(Requirements): Reproduce this listing in full.

(Data supplied):
start
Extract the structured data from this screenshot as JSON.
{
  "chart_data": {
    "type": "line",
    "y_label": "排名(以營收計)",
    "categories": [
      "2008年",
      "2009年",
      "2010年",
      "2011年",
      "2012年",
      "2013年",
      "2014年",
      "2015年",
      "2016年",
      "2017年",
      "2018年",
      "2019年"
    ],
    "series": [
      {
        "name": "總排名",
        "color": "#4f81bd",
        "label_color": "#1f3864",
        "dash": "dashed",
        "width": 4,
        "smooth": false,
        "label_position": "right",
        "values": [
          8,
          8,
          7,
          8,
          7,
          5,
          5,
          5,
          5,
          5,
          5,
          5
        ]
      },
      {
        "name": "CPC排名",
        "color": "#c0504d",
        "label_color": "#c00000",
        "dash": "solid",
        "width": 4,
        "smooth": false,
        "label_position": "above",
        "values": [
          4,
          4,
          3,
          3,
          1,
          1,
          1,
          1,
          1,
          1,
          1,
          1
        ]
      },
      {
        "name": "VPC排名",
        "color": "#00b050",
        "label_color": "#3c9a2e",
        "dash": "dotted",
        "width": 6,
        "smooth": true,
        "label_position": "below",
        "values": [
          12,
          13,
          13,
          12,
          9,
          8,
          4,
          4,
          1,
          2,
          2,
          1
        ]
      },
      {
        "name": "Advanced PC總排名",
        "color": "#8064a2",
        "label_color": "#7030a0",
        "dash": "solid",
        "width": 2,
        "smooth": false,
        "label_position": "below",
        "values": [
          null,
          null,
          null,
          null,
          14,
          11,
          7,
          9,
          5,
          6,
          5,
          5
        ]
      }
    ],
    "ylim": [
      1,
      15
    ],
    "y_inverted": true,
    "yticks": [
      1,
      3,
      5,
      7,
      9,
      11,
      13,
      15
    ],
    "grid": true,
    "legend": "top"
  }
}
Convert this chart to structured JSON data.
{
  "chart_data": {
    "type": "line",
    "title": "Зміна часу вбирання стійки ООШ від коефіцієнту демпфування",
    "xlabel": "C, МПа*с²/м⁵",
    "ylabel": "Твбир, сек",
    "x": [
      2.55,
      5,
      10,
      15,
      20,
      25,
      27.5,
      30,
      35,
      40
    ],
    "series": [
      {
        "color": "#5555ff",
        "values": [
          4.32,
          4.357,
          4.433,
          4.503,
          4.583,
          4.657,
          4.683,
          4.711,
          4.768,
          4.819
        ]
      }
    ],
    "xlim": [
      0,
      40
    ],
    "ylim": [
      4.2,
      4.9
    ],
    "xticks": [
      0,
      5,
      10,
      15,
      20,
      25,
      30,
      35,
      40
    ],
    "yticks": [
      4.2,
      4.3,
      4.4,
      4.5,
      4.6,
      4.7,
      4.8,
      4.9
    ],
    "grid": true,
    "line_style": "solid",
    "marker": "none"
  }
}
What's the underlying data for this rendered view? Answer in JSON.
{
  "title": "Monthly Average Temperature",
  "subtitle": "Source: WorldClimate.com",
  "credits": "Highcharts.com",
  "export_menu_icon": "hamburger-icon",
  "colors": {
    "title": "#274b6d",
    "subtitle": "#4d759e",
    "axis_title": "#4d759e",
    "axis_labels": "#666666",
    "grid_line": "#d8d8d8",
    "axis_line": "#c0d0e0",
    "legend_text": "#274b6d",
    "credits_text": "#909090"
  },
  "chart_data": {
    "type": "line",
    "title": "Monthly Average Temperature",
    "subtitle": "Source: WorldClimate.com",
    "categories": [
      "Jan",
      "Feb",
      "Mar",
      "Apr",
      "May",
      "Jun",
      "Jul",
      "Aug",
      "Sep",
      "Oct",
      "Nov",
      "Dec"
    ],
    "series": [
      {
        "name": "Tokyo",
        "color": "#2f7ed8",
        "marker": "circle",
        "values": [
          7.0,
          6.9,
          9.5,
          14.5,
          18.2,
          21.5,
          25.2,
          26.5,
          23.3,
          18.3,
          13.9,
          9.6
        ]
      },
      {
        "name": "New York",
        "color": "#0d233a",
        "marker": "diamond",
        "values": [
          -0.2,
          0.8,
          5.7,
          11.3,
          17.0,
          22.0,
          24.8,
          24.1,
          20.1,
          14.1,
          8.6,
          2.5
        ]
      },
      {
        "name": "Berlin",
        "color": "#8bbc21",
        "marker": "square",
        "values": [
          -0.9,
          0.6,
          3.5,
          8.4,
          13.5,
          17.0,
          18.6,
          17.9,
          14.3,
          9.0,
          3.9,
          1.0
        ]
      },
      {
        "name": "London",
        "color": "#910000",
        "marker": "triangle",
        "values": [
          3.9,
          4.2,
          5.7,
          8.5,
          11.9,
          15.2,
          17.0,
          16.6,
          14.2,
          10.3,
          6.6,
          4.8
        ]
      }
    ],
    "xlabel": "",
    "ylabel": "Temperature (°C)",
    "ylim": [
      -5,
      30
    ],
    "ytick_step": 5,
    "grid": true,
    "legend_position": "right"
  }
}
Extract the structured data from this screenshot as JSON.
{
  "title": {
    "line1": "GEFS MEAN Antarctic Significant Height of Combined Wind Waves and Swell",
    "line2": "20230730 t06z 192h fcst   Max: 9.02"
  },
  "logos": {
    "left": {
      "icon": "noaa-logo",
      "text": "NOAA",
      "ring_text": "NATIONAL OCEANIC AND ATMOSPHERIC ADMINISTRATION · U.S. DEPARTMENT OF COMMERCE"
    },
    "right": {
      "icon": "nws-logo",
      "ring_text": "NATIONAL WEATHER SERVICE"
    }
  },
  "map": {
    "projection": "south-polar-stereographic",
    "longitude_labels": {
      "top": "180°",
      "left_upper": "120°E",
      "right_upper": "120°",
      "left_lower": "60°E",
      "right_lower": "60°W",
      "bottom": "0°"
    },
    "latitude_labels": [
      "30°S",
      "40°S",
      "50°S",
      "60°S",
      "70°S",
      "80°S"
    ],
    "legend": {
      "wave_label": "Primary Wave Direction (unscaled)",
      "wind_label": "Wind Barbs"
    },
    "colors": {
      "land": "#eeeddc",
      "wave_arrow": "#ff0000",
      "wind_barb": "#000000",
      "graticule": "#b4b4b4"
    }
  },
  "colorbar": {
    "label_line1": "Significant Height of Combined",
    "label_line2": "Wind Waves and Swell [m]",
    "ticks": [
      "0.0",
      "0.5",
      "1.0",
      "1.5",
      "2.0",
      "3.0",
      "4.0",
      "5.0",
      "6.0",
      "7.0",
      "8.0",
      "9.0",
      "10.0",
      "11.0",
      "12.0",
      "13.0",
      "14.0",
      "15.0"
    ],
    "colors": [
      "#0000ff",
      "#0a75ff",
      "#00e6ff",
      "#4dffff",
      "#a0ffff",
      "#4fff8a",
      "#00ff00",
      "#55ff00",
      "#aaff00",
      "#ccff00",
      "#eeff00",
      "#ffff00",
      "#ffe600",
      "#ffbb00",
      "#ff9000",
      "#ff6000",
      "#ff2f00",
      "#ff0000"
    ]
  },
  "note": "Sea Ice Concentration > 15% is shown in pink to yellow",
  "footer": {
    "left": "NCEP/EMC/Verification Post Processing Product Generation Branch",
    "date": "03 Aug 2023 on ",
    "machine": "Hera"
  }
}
end
(Correct response):
Extract the structured data from this screenshot as JSON.
{
  "chart_data": {
    "type": "line",
    "y_label": "排名(以營收計)",
    "categories": [
      "2008年",
      "2009年",
      "2010年",
      "2011年",
      "2012年",
      "2013年",
      "2014年",
      "2015年",
      "2016年",
      "2017年",
      "2018年",
      "2019年"
    ],
    "series": [
      {
        "name": "總排名",
        "color": "#4f81bd",
        "label_color": "#1f3864",
        "dash": "dashed",
        "width": 4,
        "smooth": false,
        "label_position": "right",
        "values": [
          8,
          8,
          7,
          8,
          7,
          5,
          5,
          5,
          5,
          5,
          5,
          5
        ]
      },
      {
        "name": "CPC排名",
        "color": "#c0504d",
        "label_color": "#c00000",
        "dash": "solid",
        "width": 4,
        "smooth": false,
        "label_position": "above",
        "values": [
          4,
          4,
          3,
          3,
          1,
          1,
          1,
          1,
          1,
          1,
          1,
          1
        ]
      },
      {
        "name": "VPC排名",
        "color": "#00b050",
        "label_color": "#3c9a2e",
        "dash": "dotted",
        "width": 6,
        "smooth": true,
        "label_position": "below",
        "values": [
          12,
          13,
          13,
          12,
          9,
          8,
          4,
          4,
          1,
          2,
          2,
          1
        ]
      },
      {
        "name": "Advanced PC總排名",
        "color": "#8064a2",
        "label_color": "#7030a0",
        "dash": "solid",
        "width": 2,
        "smooth": false,
        "label_position": "below",
        "values": [
          null,
          null,
          null,
          null,
          14,
          11,
          7,
          9,
          5,
          6,
          5,
          5
        ]
      }
    ],
    "ylim": [
      1,
      15
    ],
    "y_inverted": true,
    "yticks": [
      1,
      3,
      5,
      7,
      9,
      11,
      13,
      15
    ],
    "grid": true,
    "legend": "top"
  }
}
Convert this chart to structured JSON data.
{
  "chart_data": {
    "type": "line",
    "title": "Зміна часу вбирання стійки ООШ від коефіцієнту демпфування",
    "xlabel": "C, МПа*с²/м⁵",
    "ylabel": "Твбир, сек",
    "x": [
      2.55,
      5,
      10,
      15,
      20,
      25,
      27.5,
      30,
      35,
      40
    ],
    "series": [
      {
        "color": "#5555ff",
        "values": [
          4.32,
          4.357,
          4.433,
          4.503,
          4.583,
          4.657,
          4.683,
          4.711,
          4.768,
          4.819
        ]
      }
    ],
    "xlim": [
      0,
      40
    ],
    "ylim": [
      4.2,
      4.9
    ],
    "xticks": [
      0,
      5,
      10,
      15,
      20,
      25,
      30,
      35,
      40
    ],
    "yticks": [
      4.2,
      4.3,
      4.4,
      4.5,
      4.6,
      4.7,
      4.8,
      4.9
    ],
    "grid": true,
    "line_style": "solid",
    "marker": "none"
  }
}
What's the underlying data for this rendered view? Answer in JSON.
{
  "title": "Monthly Average Temperature",
  "subtitle": "Source: WorldClimate.com",
  "credits": "Highcharts.com",
  "export_menu_icon": "hamburger-icon",
  "colors": {
    "title": "#274b6d",
    "subtitle": "#4d759e",
    "axis_title": "#4d759e",
    "axis_labels": "#666666",
    "grid_line": "#d8d8d8",
    "axis_line": "#c0d0e0",
    "legend_text": "#274b6d",
    "credits_text": "#909090"
  },
  "chart_data": {
    "type": "line",
    "title": "Monthly Average Temperature",
    "subtitle": "Source: WorldClimate.com",
    "categories": [
      "Jan",
      "Feb",
      "Mar",
      "Apr",
      "May",
      "Jun",
      "Jul",
      "Aug",
      "Sep",
      "Oct",
      "Nov",
      "Dec"
    ],
    "series": [
      {
        "name": "Tokyo",
        "color": "#2f7ed8",
        "marker": "circle",
        "values": [
          7.0,
          6.9,
          9.5,
          14.5,
          18.2,
          21.5,
          25.2,
          26.5,
          23.3,
          18.3,
          13.9,
          9.6
        ]
      },
      {
        "name": "New York",
        "color": "#0d233a",
        "marker": "diamond",
        "values": [
          -0.2,
          0.8,
          5.7,
          11.3,
          17.0,
          22.0,
          24.8,
          24.1,
          20.1,
          14.1,
          8.6,
          2.5
        ]
      },
      {
        "name": "Berlin",
        "color": "#8bbc21",
        "marker": "square",
        "values": [
          -0.9,
          0.6,
          3.5,
          8.4,
          13.5,
          17.0,
          18.6,
          17.9,
          14.3,
          9.0,
          3.9,
          1.0
        ]
      },
      {
        "name": "London",
        "color": "#910000",
        "marker": "triangle",
        "values": [
          3.9,
          4.2,
          5.7,
          8.5,
          11.9,
          15.2,
          17.0,
          16.6,
          14.2,
          10.3,
          6.6,
          4.8
        ]
      }
    ],
    "xlabel": "",
    "ylabel": "Temperature (°C)",
    "ylim": [
      -5,
      30
    ],
    "ytick_step": 5,
    "grid": true,
    "legend_position": "right"
  }
}
Extract the structured data from this screenshot as JSON.
{
  "title": {
    "line1": "GEFS MEAN Antarctic Significant Height of Combined Wind Waves and Swell",
    "line2": "20230730 t06z 192h fcst   Max: 9.02"
  },
  "logos": {
    "left": {
      "icon": "noaa-logo",
      "text": "NOAA",
      "ring_text": "NATIONAL OCEANIC AND ATMOSPHERIC ADMINISTRATION · U.S. DEPARTMENT OF COMMERCE"
    },
    "right": {
      "icon": "nws-logo",
      "ring_text": "NATIONAL WEATHER SERVICE"
    }
  },
  "map": {
    "projection": "south-polar-stereographic",
    "longitude_labels": {
      "top": "180°",
      "left_upper": "120°E",
      "right_upper": "120°",
      "left_lower": "60°E",
      "right_lower": "60°W",
      "bottom": "0°"
    },
    "latitude_labels": [
      "30°S",
      "40°S",
      "50°S",
      "60°S",
      "70°S",
      "80°S"
    ],
    "legend": {
      "wave_label": "Primary Wave Direction (unscaled)",
      "wind_label": "Wind Barbs"
    },
    "colors": {
      "land": "#eeeddc",
      "wave_arrow": "#ff0000",
      "wind_barb": "#000000",
      "graticule": "#b4b4b4"
    }
  },
  "colorbar": {
    "label_line1": "Significant Height of Combined",
    "label_line2": "Wind Waves and Swell [m]",
    "ticks": [
      "0.0",
      "0.5",
      "1.0",
      "1.5",
      "2.0",
      "3.0",
      "4.0",
      "5.0",
      "6.0",
      "7.0",
      "8.0",
      "9.0",
      "10.0",
      "11.0",
      "12.0",
      "13.0",
      "14.0",
      "15.0"
    ],
    "colors": [
      "#0000ff",
      "#0a75ff",
      "#00e6ff",
      "#4dffff",
      "#a0ffff",
      "#4fff8a",
      "#00ff00",
      "#55ff00",
      "#aaff00",
      "#ccff00",
      "#eeff00",
      "#ffff00",
      "#ffe600",
      "#ffbb00",
      "#ff9000",
      "#ff6000",
      "#ff2f00",
      "#ff0000"
    ]
  },
  "note": "Sea Ice Concentration > 15% is shown in pink to yellow",
  "footer": {
    "left": "NCEP/EMC/Verification Post Processing Product Generation Branch",
    "date": "03 Aug 2023 on ",
    "machine": "Hera"
  }
}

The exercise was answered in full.